— Requirement —
Identify, in the records below, every line where the string "CrowdStrike" appears, and copy each such line.

— Data entries —
-- begin --

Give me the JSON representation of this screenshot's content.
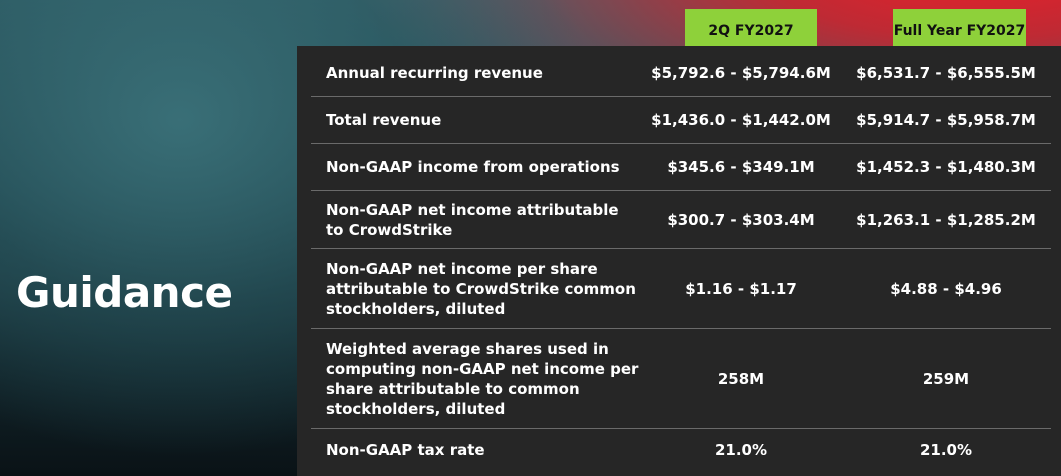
{
  "title": "Guidance",
  "columns": {
    "q2": "2Q FY2027",
    "fy": "Full Year FY2027"
  },
  "rows": [
    {
      "label": "Annual recurring revenue",
      "q2": "$5,792.6 - $5,794.6M",
      "fy": "$6,531.7 - $6,555.5M"
    },
    {
      "label": "Total revenue",
      "q2": "$1,436.0 - $1,442.0M",
      "fy": "$5,914.7 - $5,958.7M"
    },
    {
      "label": "Non-GAAP income from operations",
      "q2": "$345.6 - $349.1M",
      "fy": "$1,452.3 - $1,480.3M"
    },
    {
      "label": "Non-GAAP net income attributable to CrowdStrike",
      "q2": "$300.7 - $303.4M",
      "fy": "$1,263.1 - $1,285.2M"
    },
    {
      "label": "Non-GAAP net income per share attributable to CrowdStrike common stockholders, diluted",
      "q2": "$1.16 - $1.17",
      "fy": "$4.88 -  $4.96"
    },
    {
      "label": "Weighted average shares used in computing non-GAAP net income per share attributable to common stockholders, diluted",
      "q2": "258M",
      "fy": "259M"
    },
    {
      "label": "Non-GAAP tax rate",
      "q2": "21.0%",
      "fy": "21.0%"
    }
  ]
}
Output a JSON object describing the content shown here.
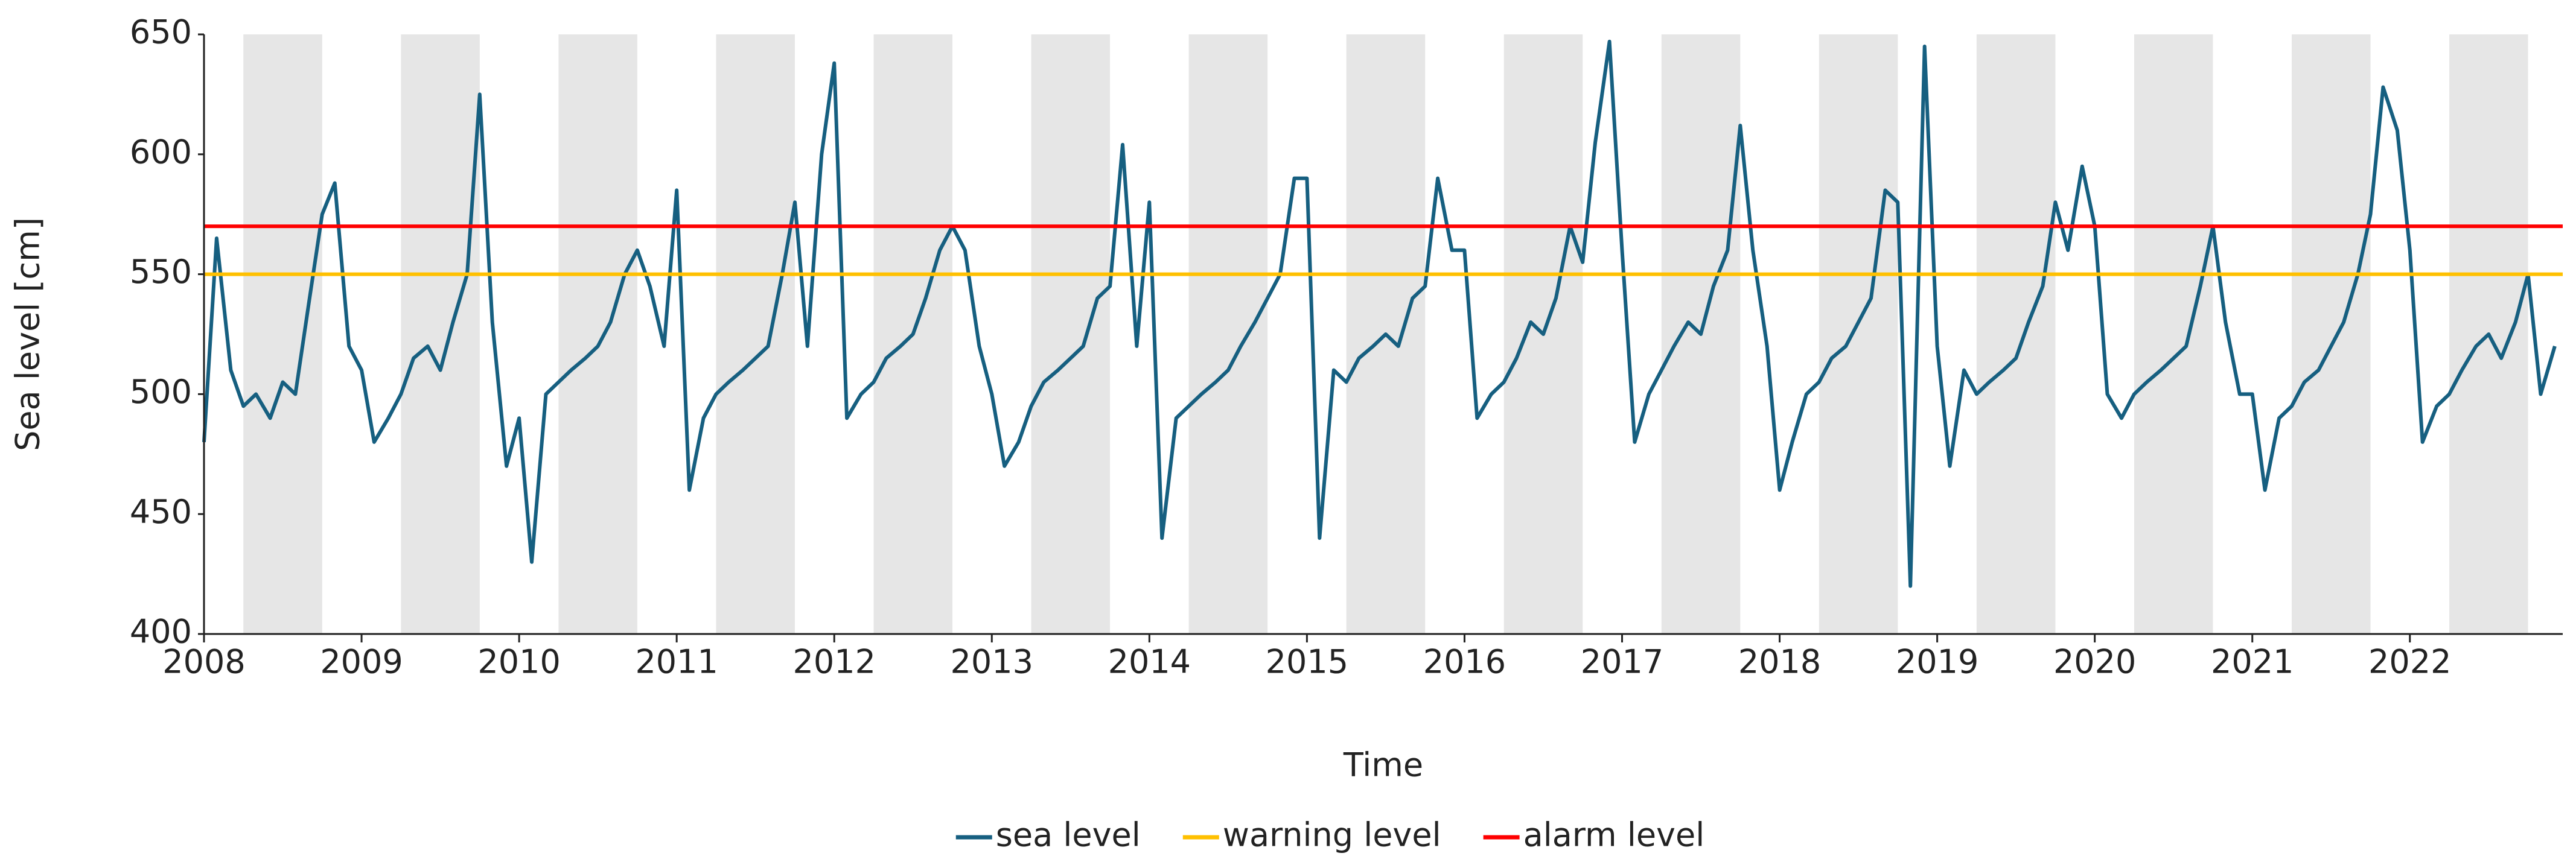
{
  "chart_data": {
    "type": "line",
    "x_label": "Time",
    "y_label": "Sea level [cm]",
    "xlim": [
      2008,
      2022.97
    ],
    "xticks": [
      2008,
      2009,
      2010,
      2011,
      2012,
      2013,
      2014,
      2015,
      2016,
      2017,
      2018,
      2019,
      2020,
      2021,
      2022
    ],
    "ylim": [
      400,
      650
    ],
    "yticks": [
      400,
      450,
      500,
      550,
      600,
      650
    ],
    "x": [
      2008.0,
      2008.08,
      2008.17,
      2008.25,
      2008.33,
      2008.42,
      2008.5,
      2008.58,
      2008.67,
      2008.75,
      2008.83,
      2008.92,
      2009.0,
      2009.08,
      2009.17,
      2009.25,
      2009.33,
      2009.42,
      2009.5,
      2009.58,
      2009.67,
      2009.75,
      2009.83,
      2009.92,
      2010.0,
      2010.08,
      2010.17,
      2010.25,
      2010.33,
      2010.42,
      2010.5,
      2010.58,
      2010.67,
      2010.75,
      2010.83,
      2010.92,
      2011.0,
      2011.08,
      2011.17,
      2011.25,
      2011.33,
      2011.42,
      2011.5,
      2011.58,
      2011.67,
      2011.75,
      2011.83,
      2011.92,
      2012.0,
      2012.08,
      2012.17,
      2012.25,
      2012.33,
      2012.42,
      2012.5,
      2012.58,
      2012.67,
      2012.75,
      2012.83,
      2012.92,
      2013.0,
      2013.08,
      2013.17,
      2013.25,
      2013.33,
      2013.42,
      2013.5,
      2013.58,
      2013.67,
      2013.75,
      2013.83,
      2013.92,
      2014.0,
      2014.08,
      2014.17,
      2014.25,
      2014.33,
      2014.42,
      2014.5,
      2014.58,
      2014.67,
      2014.75,
      2014.83,
      2014.92,
      2015.0,
      2015.08,
      2015.17,
      2015.25,
      2015.33,
      2015.42,
      2015.5,
      2015.58,
      2015.67,
      2015.75,
      2015.83,
      2015.92,
      2016.0,
      2016.08,
      2016.17,
      2016.25,
      2016.33,
      2016.42,
      2016.5,
      2016.58,
      2016.67,
      2016.75,
      2016.83,
      2016.92,
      2017.0,
      2017.08,
      2017.17,
      2017.25,
      2017.33,
      2017.42,
      2017.5,
      2017.58,
      2017.67,
      2017.75,
      2017.83,
      2017.92,
      2018.0,
      2018.08,
      2018.17,
      2018.25,
      2018.33,
      2018.42,
      2018.5,
      2018.58,
      2018.67,
      2018.75,
      2018.83,
      2018.92,
      2019.0,
      2019.08,
      2019.17,
      2019.25,
      2019.33,
      2019.42,
      2019.5,
      2019.58,
      2019.67,
      2019.75,
      2019.83,
      2019.92,
      2020.0,
      2020.08,
      2020.17,
      2020.25,
      2020.33,
      2020.42,
      2020.5,
      2020.58,
      2020.67,
      2020.75,
      2020.83,
      2020.92,
      2021.0,
      2021.08,
      2021.17,
      2021.25,
      2021.33,
      2021.42,
      2021.5,
      2021.58,
      2021.67,
      2021.75,
      2021.83,
      2021.92,
      2022.0,
      2022.08,
      2022.17,
      2022.25,
      2022.33,
      2022.42,
      2022.5,
      2022.58,
      2022.67,
      2022.75,
      2022.83,
      2022.92
    ],
    "series": [
      {
        "name": "sea level",
        "color": "#165f80",
        "values": [
          480,
          565,
          510,
          495,
          500,
          490,
          505,
          500,
          540,
          575,
          588,
          520,
          510,
          480,
          490,
          500,
          515,
          520,
          510,
          530,
          550,
          625,
          530,
          470,
          490,
          430,
          500,
          505,
          510,
          515,
          520,
          530,
          550,
          560,
          545,
          520,
          585,
          460,
          490,
          500,
          505,
          510,
          515,
          520,
          550,
          580,
          520,
          600,
          638,
          490,
          500,
          505,
          515,
          520,
          525,
          540,
          560,
          570,
          560,
          520,
          500,
          470,
          480,
          495,
          505,
          510,
          515,
          520,
          540,
          545,
          604,
          520,
          580,
          440,
          490,
          495,
          500,
          505,
          510,
          520,
          530,
          540,
          550,
          590,
          590,
          440,
          510,
          505,
          515,
          520,
          525,
          520,
          540,
          545,
          590,
          560,
          560,
          490,
          500,
          505,
          515,
          530,
          525,
          540,
          570,
          555,
          605,
          647,
          560,
          480,
          500,
          510,
          520,
          530,
          525,
          545,
          560,
          612,
          560,
          520,
          460,
          480,
          500,
          505,
          515,
          520,
          530,
          540,
          585,
          580,
          420,
          645,
          520,
          470,
          510,
          500,
          505,
          510,
          515,
          530,
          545,
          580,
          560,
          595,
          570,
          500,
          490,
          500,
          505,
          510,
          515,
          520,
          545,
          570,
          530,
          500,
          500,
          460,
          490,
          495,
          505,
          510,
          520,
          530,
          550,
          575,
          628,
          610,
          560,
          480,
          495,
          500,
          510,
          520,
          525,
          515,
          530,
          550,
          500,
          520
        ]
      }
    ],
    "reference_lines": [
      {
        "name": "warning level",
        "color": "#ffc000",
        "value": 550
      },
      {
        "name": "alarm level",
        "color": "#ff0000",
        "value": 570
      }
    ]
  }
}
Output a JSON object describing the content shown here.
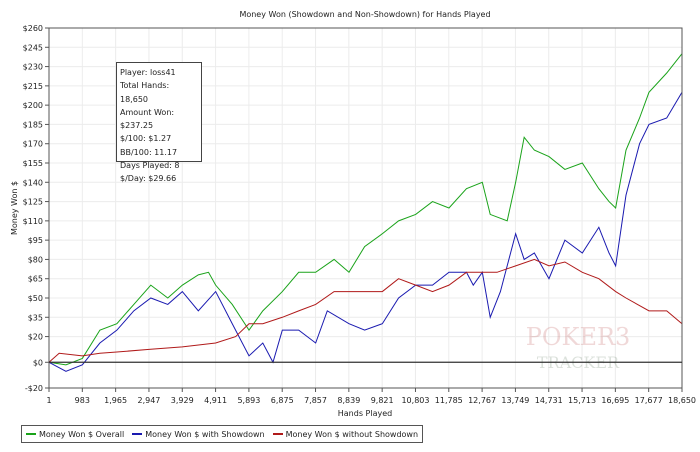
{
  "chart_data": {
    "type": "line",
    "title": "Money Won (Showdown and Non-Showdown) for Hands Played",
    "xlabel": "Hands Played",
    "ylabel": "Money Won $",
    "xlim": [
      1,
      18650
    ],
    "ylim": [
      -20,
      260
    ],
    "x_ticks": [
      "1",
      "983",
      "1,965",
      "2,947",
      "3,929",
      "4,911",
      "5,893",
      "6,875",
      "7,857",
      "8,839",
      "9,821",
      "10,803",
      "11,785",
      "12,767",
      "13,749",
      "14,731",
      "15,713",
      "16,695",
      "17,677",
      "18,650"
    ],
    "y_ticks": [
      {
        "v": -20,
        "label": "-$20"
      },
      {
        "v": 0,
        "label": "$0"
      },
      {
        "v": 20,
        "label": "$20"
      },
      {
        "v": 35,
        "label": "$35"
      },
      {
        "v": 50,
        "label": "$50"
      },
      {
        "v": 65,
        "label": "$65"
      },
      {
        "v": 80,
        "label": "$80"
      },
      {
        "v": 95,
        "label": "$95"
      },
      {
        "v": 110,
        "label": "$110"
      },
      {
        "v": 125,
        "label": "$125"
      },
      {
        "v": 140,
        "label": "$140"
      },
      {
        "v": 155,
        "label": "$155"
      },
      {
        "v": 170,
        "label": "$170"
      },
      {
        "v": 185,
        "label": "$185"
      },
      {
        "v": 200,
        "label": "$200"
      },
      {
        "v": 215,
        "label": "$215"
      },
      {
        "v": 230,
        "label": "$230"
      },
      {
        "v": 245,
        "label": "$245"
      },
      {
        "v": 260,
        "label": "$260"
      }
    ],
    "grid": true,
    "legend_position": "bottom-left",
    "series": [
      {
        "name": "Money Won $ Overall",
        "color": "#1aa31a",
        "points": [
          [
            1,
            0
          ],
          [
            500,
            -2
          ],
          [
            983,
            3
          ],
          [
            1500,
            25
          ],
          [
            2000,
            30
          ],
          [
            2500,
            45
          ],
          [
            3000,
            60
          ],
          [
            3500,
            50
          ],
          [
            3929,
            60
          ],
          [
            4400,
            68
          ],
          [
            4700,
            70
          ],
          [
            4911,
            60
          ],
          [
            5400,
            45
          ],
          [
            5893,
            25
          ],
          [
            6300,
            40
          ],
          [
            6875,
            55
          ],
          [
            7357,
            70
          ],
          [
            7857,
            70
          ],
          [
            8400,
            80
          ],
          [
            8839,
            70
          ],
          [
            9300,
            90
          ],
          [
            9821,
            100
          ],
          [
            10300,
            110
          ],
          [
            10803,
            115
          ],
          [
            11300,
            125
          ],
          [
            11785,
            120
          ],
          [
            12300,
            135
          ],
          [
            12767,
            140
          ],
          [
            13000,
            115
          ],
          [
            13500,
            110
          ],
          [
            13749,
            140
          ],
          [
            14000,
            175
          ],
          [
            14300,
            165
          ],
          [
            14731,
            160
          ],
          [
            15200,
            150
          ],
          [
            15713,
            155
          ],
          [
            16200,
            135
          ],
          [
            16500,
            125
          ],
          [
            16695,
            120
          ],
          [
            17000,
            165
          ],
          [
            17400,
            190
          ],
          [
            17677,
            210
          ],
          [
            18200,
            225
          ],
          [
            18650,
            240
          ]
        ]
      },
      {
        "name": "Money Won $ with Showdown",
        "color": "#1a1ab0",
        "points": [
          [
            1,
            0
          ],
          [
            500,
            -7
          ],
          [
            983,
            -2
          ],
          [
            1500,
            15
          ],
          [
            2000,
            25
          ],
          [
            2500,
            40
          ],
          [
            3000,
            50
          ],
          [
            3500,
            45
          ],
          [
            3929,
            55
          ],
          [
            4400,
            40
          ],
          [
            4911,
            55
          ],
          [
            5400,
            30
          ],
          [
            5893,
            5
          ],
          [
            6300,
            15
          ],
          [
            6600,
            0
          ],
          [
            6875,
            25
          ],
          [
            7357,
            25
          ],
          [
            7857,
            15
          ],
          [
            8200,
            40
          ],
          [
            8839,
            30
          ],
          [
            9300,
            25
          ],
          [
            9821,
            30
          ],
          [
            10300,
            50
          ],
          [
            10803,
            60
          ],
          [
            11300,
            60
          ],
          [
            11785,
            70
          ],
          [
            12300,
            70
          ],
          [
            12500,
            60
          ],
          [
            12767,
            70
          ],
          [
            13000,
            35
          ],
          [
            13300,
            55
          ],
          [
            13749,
            100
          ],
          [
            14000,
            80
          ],
          [
            14300,
            85
          ],
          [
            14731,
            65
          ],
          [
            15200,
            95
          ],
          [
            15713,
            85
          ],
          [
            16200,
            105
          ],
          [
            16500,
            85
          ],
          [
            16695,
            75
          ],
          [
            17000,
            130
          ],
          [
            17400,
            170
          ],
          [
            17677,
            185
          ],
          [
            18200,
            190
          ],
          [
            18650,
            210
          ]
        ]
      },
      {
        "name": "Money Won $ without Showdown",
        "color": "#b01a1a",
        "points": [
          [
            1,
            0
          ],
          [
            300,
            7
          ],
          [
            983,
            5
          ],
          [
            1500,
            7
          ],
          [
            2000,
            8
          ],
          [
            2947,
            10
          ],
          [
            3929,
            12
          ],
          [
            4911,
            15
          ],
          [
            5500,
            20
          ],
          [
            5893,
            30
          ],
          [
            6300,
            30
          ],
          [
            6875,
            35
          ],
          [
            7357,
            40
          ],
          [
            7857,
            45
          ],
          [
            8400,
            55
          ],
          [
            8839,
            55
          ],
          [
            9821,
            55
          ],
          [
            10300,
            65
          ],
          [
            10803,
            60
          ],
          [
            11300,
            55
          ],
          [
            11785,
            60
          ],
          [
            12300,
            70
          ],
          [
            12767,
            70
          ],
          [
            13200,
            70
          ],
          [
            13749,
            75
          ],
          [
            14300,
            80
          ],
          [
            14731,
            75
          ],
          [
            15200,
            78
          ],
          [
            15713,
            70
          ],
          [
            16200,
            65
          ],
          [
            16695,
            55
          ],
          [
            17000,
            50
          ],
          [
            17677,
            40
          ],
          [
            18200,
            40
          ],
          [
            18650,
            30
          ]
        ]
      }
    ]
  },
  "info_box": {
    "player": "Player: loss41",
    "total_hands": "Total Hands: 18,650",
    "amount_won": "Amount Won: $237.25",
    "per100": "$/100: $1.27",
    "bb100": "BB/100: 11.17",
    "days": "Days Played: 8",
    "per_day": "$/Day: $29.66"
  },
  "watermark": "POKER TRACKER 3"
}
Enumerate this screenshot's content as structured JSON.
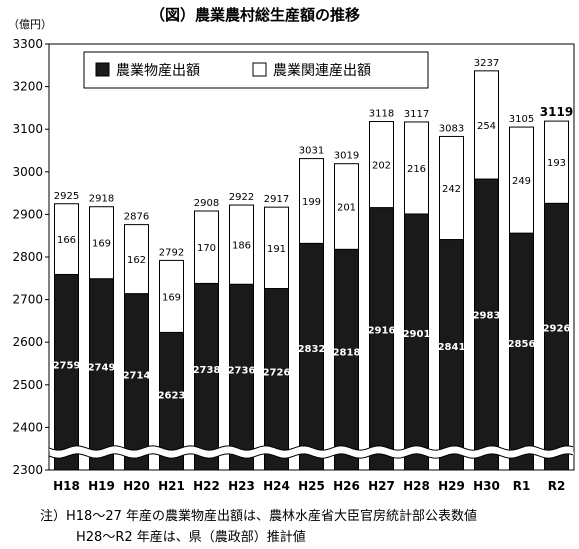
{
  "chart_data": {
    "type": "bar",
    "stacked": true,
    "title": "（図）農業農村総生産額の推移",
    "unit_label": "（億円）",
    "categories": [
      "H18",
      "H19",
      "H20",
      "H21",
      "H22",
      "H23",
      "H24",
      "H25",
      "H26",
      "H27",
      "H28",
      "H29",
      "H30",
      "R1",
      "R2"
    ],
    "series": [
      {
        "name": "農業物産出額",
        "color": "#1a1a1a",
        "values": [
          2759,
          2749,
          2714,
          2623,
          2738,
          2736,
          2726,
          2832,
          2818,
          2916,
          2901,
          2841,
          2983,
          2856,
          2926
        ]
      },
      {
        "name": "農業関連産出額",
        "color": "#ffffff",
        "values": [
          166,
          169,
          162,
          169,
          170,
          186,
          191,
          199,
          201,
          202,
          216,
          242,
          254,
          249,
          193
        ]
      }
    ],
    "totals": [
      2925,
      2918,
      2876,
      2792,
      2908,
      2922,
      2917,
      3031,
      3019,
      3118,
      3117,
      3083,
      3237,
      3105,
      3119
    ],
    "ylim": [
      2300,
      3300
    ],
    "yticks": [
      2300,
      2400,
      2500,
      2600,
      2700,
      2800,
      2900,
      3000,
      3100,
      3200,
      3300
    ],
    "axis_break": true,
    "grid": false,
    "legend_position": "top",
    "notes": [
      "注）H18～27 年産の農業物産出額は、農林水産省大臣官房統計部公表数値",
      "H28～R2 年産は、県（農政部）推計値"
    ]
  }
}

-- end --

— Result of the task —
      "label": "Non-GAAP net income attributable to CrowdStrike",
      "label": "Non-GAAP net income per share attributable to CrowdStrike common stockholders, diluted",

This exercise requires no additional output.